## start Records

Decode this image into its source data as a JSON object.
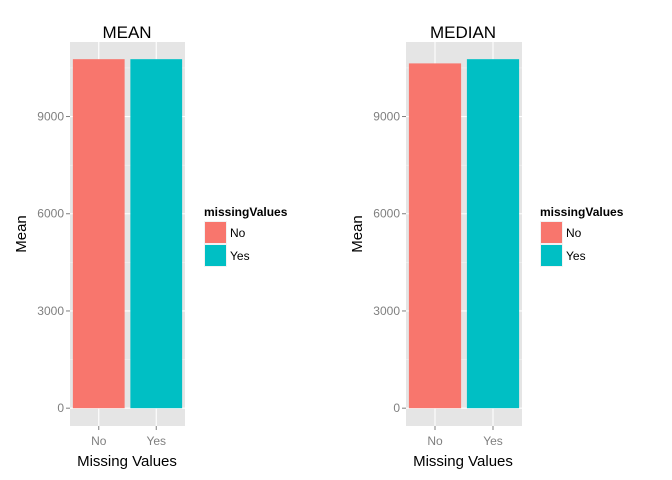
{
  "chart_data": [
    {
      "type": "bar",
      "title": "MEAN",
      "xlabel": "Missing Values",
      "ylabel": "Mean",
      "categories": [
        "No",
        "Yes"
      ],
      "values": [
        10770,
        10770
      ],
      "colors": [
        "#F8766D",
        "#00BFC4"
      ],
      "ylim": [
        -550,
        11300
      ],
      "yticks": [
        0,
        3000,
        6000,
        9000
      ],
      "ytick_labels": [
        "0",
        "3000",
        "6000",
        "9000"
      ],
      "grid": true,
      "panel_background": "#E5E5E5",
      "legend": {
        "title": "missingValues",
        "position": "right",
        "items": [
          {
            "label": "No",
            "color": "#F8766D"
          },
          {
            "label": "Yes",
            "color": "#00BFC4"
          }
        ]
      }
    },
    {
      "type": "bar",
      "title": "MEDIAN",
      "xlabel": "Missing Values",
      "ylabel": "Mean",
      "categories": [
        "No",
        "Yes"
      ],
      "values": [
        10640,
        10770
      ],
      "colors": [
        "#F8766D",
        "#00BFC4"
      ],
      "ylim": [
        -550,
        11300
      ],
      "yticks": [
        0,
        3000,
        6000,
        9000
      ],
      "ytick_labels": [
        "0",
        "3000",
        "6000",
        "9000"
      ],
      "grid": true,
      "panel_background": "#E5E5E5",
      "legend": {
        "title": "missingValues",
        "position": "right",
        "items": [
          {
            "label": "No",
            "color": "#F8766D"
          },
          {
            "label": "Yes",
            "color": "#00BFC4"
          }
        ]
      }
    }
  ]
}
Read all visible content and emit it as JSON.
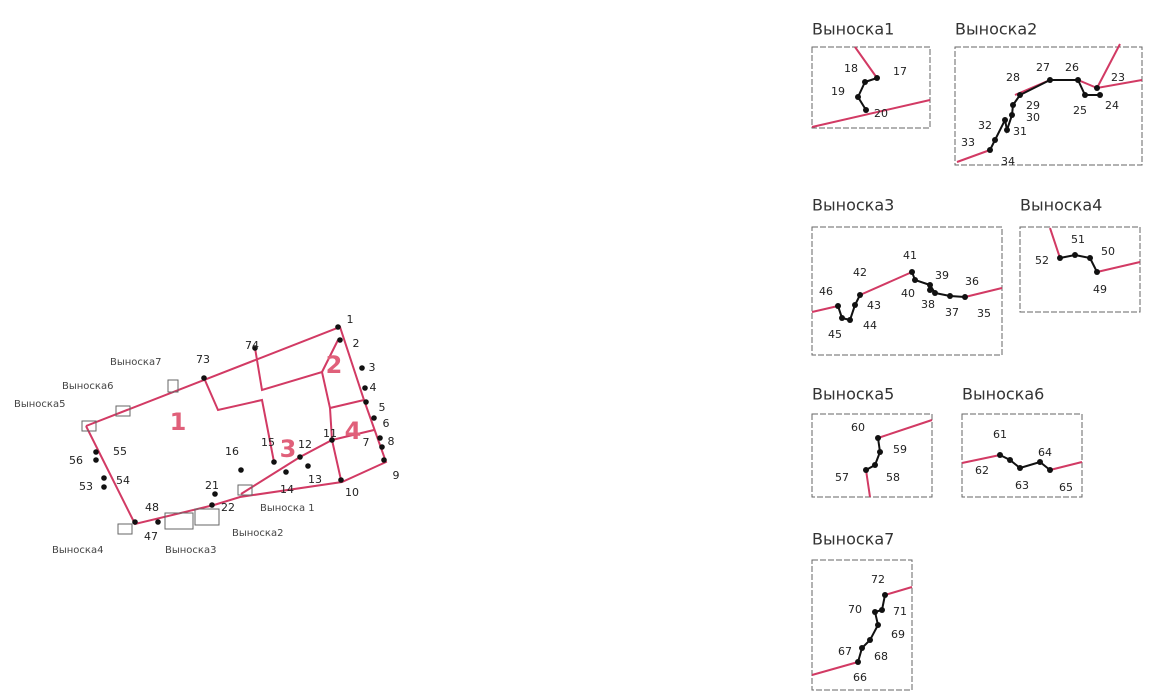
{
  "plan": {
    "points": [
      "1",
      "2",
      "3",
      "4",
      "5",
      "6",
      "7",
      "8",
      "9",
      "10",
      "11",
      "12",
      "13",
      "14",
      "15",
      "16",
      "21",
      "22",
      "47",
      "48",
      "53",
      "54",
      "55",
      "56",
      "73",
      "74"
    ],
    "parcels": [
      "1",
      "2",
      "3",
      "4"
    ],
    "callouts": [
      "Выноска7",
      "Выноска6",
      "Выноска5",
      "Выноска4",
      "Выноска3",
      "Выноска2",
      "Выноска 1"
    ]
  },
  "callouts": [
    {
      "title": "Выноска1",
      "points": [
        "17",
        "18",
        "19",
        "20"
      ]
    },
    {
      "title": "Выноска2",
      "points": [
        "23",
        "24",
        "25",
        "26",
        "27",
        "28",
        "29",
        "30",
        "31",
        "32",
        "33",
        "34"
      ]
    },
    {
      "title": "Выноска3",
      "points": [
        "35",
        "36",
        "37",
        "38",
        "39",
        "40",
        "41",
        "42",
        "43",
        "44",
        "45",
        "46"
      ]
    },
    {
      "title": "Выноска4",
      "points": [
        "49",
        "50",
        "51",
        "52"
      ]
    },
    {
      "title": "Выноска5",
      "points": [
        "57",
        "58",
        "59",
        "60"
      ]
    },
    {
      "title": "Выноска6",
      "points": [
        "61",
        "62",
        "63",
        "64",
        "65"
      ]
    },
    {
      "title": "Выноска7",
      "points": [
        "66",
        "67",
        "68",
        "69",
        "70",
        "71",
        "72"
      ]
    }
  ]
}
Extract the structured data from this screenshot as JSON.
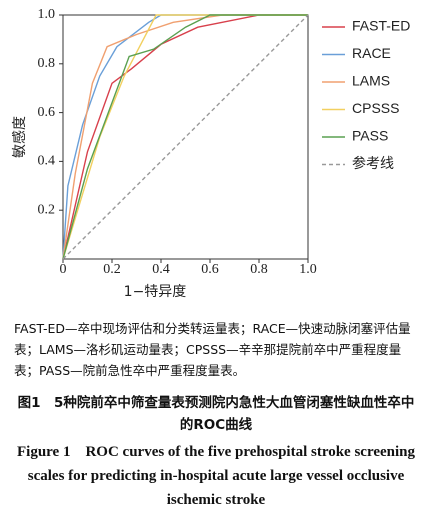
{
  "chart_data": {
    "type": "line",
    "xlabel": "1−特异度",
    "ylabel": "敏感度",
    "xlim": [
      0,
      1
    ],
    "ylim": [
      0,
      1
    ],
    "xticks": [
      0,
      0.2,
      0.4,
      0.6,
      0.8,
      {
        "value": 1,
        "label": "1.0"
      }
    ],
    "yticks": [
      0.2,
      0.4,
      0.6,
      0.8,
      {
        "value": 1,
        "label": "1.0"
      }
    ],
    "series": [
      {
        "name": "FAST-ED",
        "color": "#d8404c",
        "x": [
          0,
          0.1,
          0.2,
          0.28,
          0.4,
          0.55,
          0.8,
          1
        ],
        "values": [
          0,
          0.44,
          0.72,
          0.78,
          0.88,
          0.95,
          1,
          1
        ]
      },
      {
        "name": "RACE",
        "color": "#6a9fd8",
        "x": [
          0,
          0.02,
          0.08,
          0.15,
          0.22,
          0.35,
          0.4,
          1
        ],
        "values": [
          0,
          0.3,
          0.55,
          0.75,
          0.87,
          0.97,
          1,
          1
        ]
      },
      {
        "name": "LAMS",
        "color": "#f0a070",
        "x": [
          0,
          0.05,
          0.12,
          0.18,
          0.3,
          0.45,
          0.65,
          1
        ],
        "values": [
          0,
          0.35,
          0.72,
          0.87,
          0.92,
          0.97,
          1,
          1
        ]
      },
      {
        "name": "CPSSS",
        "color": "#f2d060",
        "x": [
          0,
          0.15,
          0.25,
          0.38,
          1
        ],
        "values": [
          0,
          0.5,
          0.75,
          1,
          1
        ]
      },
      {
        "name": "PASS",
        "color": "#5aa050",
        "x": [
          0,
          0.1,
          0.27,
          0.37,
          0.5,
          0.6,
          1
        ],
        "values": [
          0,
          0.37,
          0.83,
          0.86,
          0.95,
          1,
          1
        ]
      },
      {
        "name": "参考线",
        "color": "#999999",
        "style": "dashed",
        "x": [
          0,
          1
        ],
        "values": [
          0,
          1
        ]
      }
    ]
  },
  "caption": {
    "notes": "FAST-ED—卒中现场评估和分类转运量表；RACE—快速动脉闭塞评估量表；LAMS—洛杉矶运动量表；CPSSS—辛辛那提院前卒中严重程度量表；PASS—院前急性卒中严重程度量表。",
    "title_cn": "图1　5种院前卒中筛查量表预测院内急性大血管闭塞性缺血性卒中的ROC曲线",
    "title_en": "Figure 1　ROC curves of the five prehospital stroke screening scales for predicting in-hospital acute large vessel occlusive ischemic stroke"
  }
}
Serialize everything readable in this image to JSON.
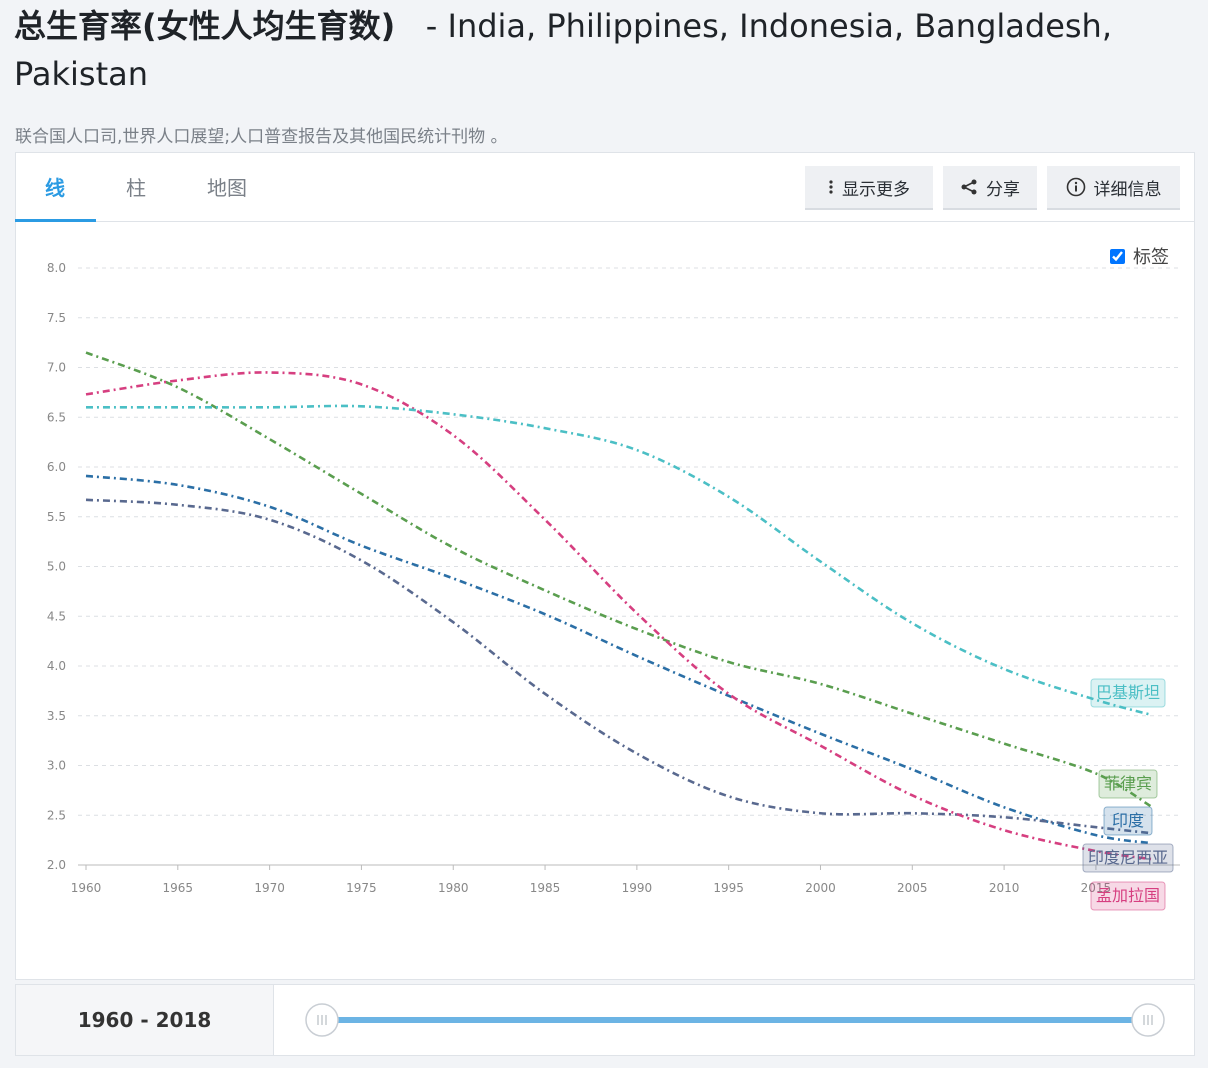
{
  "header": {
    "title_main": "总生育率(女性人均生育数)",
    "title_countries": "- India, Philippines, Indonesia, Bangladesh, Pakistan",
    "source": "联合国人口司,世界人口展望;人口普查报告及其他国民统计刊物 。"
  },
  "tabs": [
    "线",
    "柱",
    "地图"
  ],
  "buttons": [
    "显示更多",
    "分享",
    "详细信息"
  ],
  "labels_checkbox": "标签",
  "range_label": "1960 - 2018",
  "chart_data": {
    "type": "line",
    "x": [
      1960,
      1965,
      1970,
      1975,
      1980,
      1985,
      1990,
      1995,
      2000,
      2005,
      2010,
      2015,
      2018
    ],
    "xlim": [
      1960,
      2018
    ],
    "xticks": [
      1960,
      1965,
      1970,
      1975,
      1980,
      1985,
      1990,
      1995,
      2000,
      2005,
      2010,
      2015
    ],
    "ylim": [
      2,
      8
    ],
    "yticks": [
      {
        "value": 2,
        "label": "2.0"
      },
      {
        "value": 2.5,
        "label": "2.5"
      },
      {
        "value": 3,
        "label": "3.0"
      },
      {
        "value": 3.5,
        "label": "3.5"
      },
      {
        "value": 4,
        "label": "4.0"
      },
      {
        "value": 4.5,
        "label": "4.5"
      },
      {
        "value": 5,
        "label": "5.0"
      },
      {
        "value": 5.5,
        "label": "5.5"
      },
      {
        "value": 6,
        "label": "6.0"
      },
      {
        "value": 6.5,
        "label": "6.5"
      },
      {
        "value": 7,
        "label": "7.0"
      },
      {
        "value": 7.5,
        "label": "7.5"
      },
      {
        "value": 8,
        "label": "8.0"
      }
    ],
    "grid": true,
    "series": [
      {
        "name": "印度",
        "color": "#2b6fa6",
        "values": [
          5.91,
          5.82,
          5.6,
          5.21,
          4.88,
          4.52,
          4.1,
          3.7,
          3.32,
          2.96,
          2.58,
          2.3,
          2.22
        ]
      },
      {
        "name": "菲律宾",
        "color": "#5a9e4f",
        "values": [
          7.15,
          6.8,
          6.28,
          5.73,
          5.19,
          4.76,
          4.37,
          4.04,
          3.82,
          3.52,
          3.22,
          2.92,
          2.59
        ]
      },
      {
        "name": "印度尼西亚",
        "color": "#59698f",
        "values": [
          5.67,
          5.62,
          5.47,
          5.06,
          4.44,
          3.72,
          3.12,
          2.69,
          2.52,
          2.52,
          2.48,
          2.38,
          2.32
        ]
      },
      {
        "name": "孟加拉国",
        "color": "#d63f80",
        "values": [
          6.73,
          6.87,
          6.95,
          6.83,
          6.32,
          5.47,
          4.53,
          3.72,
          3.2,
          2.7,
          2.35,
          2.14,
          2.06
        ]
      },
      {
        "name": "巴基斯坦",
        "color": "#4bbfc5",
        "values": [
          6.6,
          6.6,
          6.6,
          6.61,
          6.53,
          6.39,
          6.17,
          5.7,
          5.05,
          4.43,
          3.97,
          3.66,
          3.51
        ]
      }
    ]
  }
}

## end Records

(Exercise brief) Search the lines for "source". Copy each line that has it.

(Written response)
Decode this image into its source data as a JSON object.
    "source": "联合国人口司,世界人口展望;人口普查报告及其他国民统计刊物 。"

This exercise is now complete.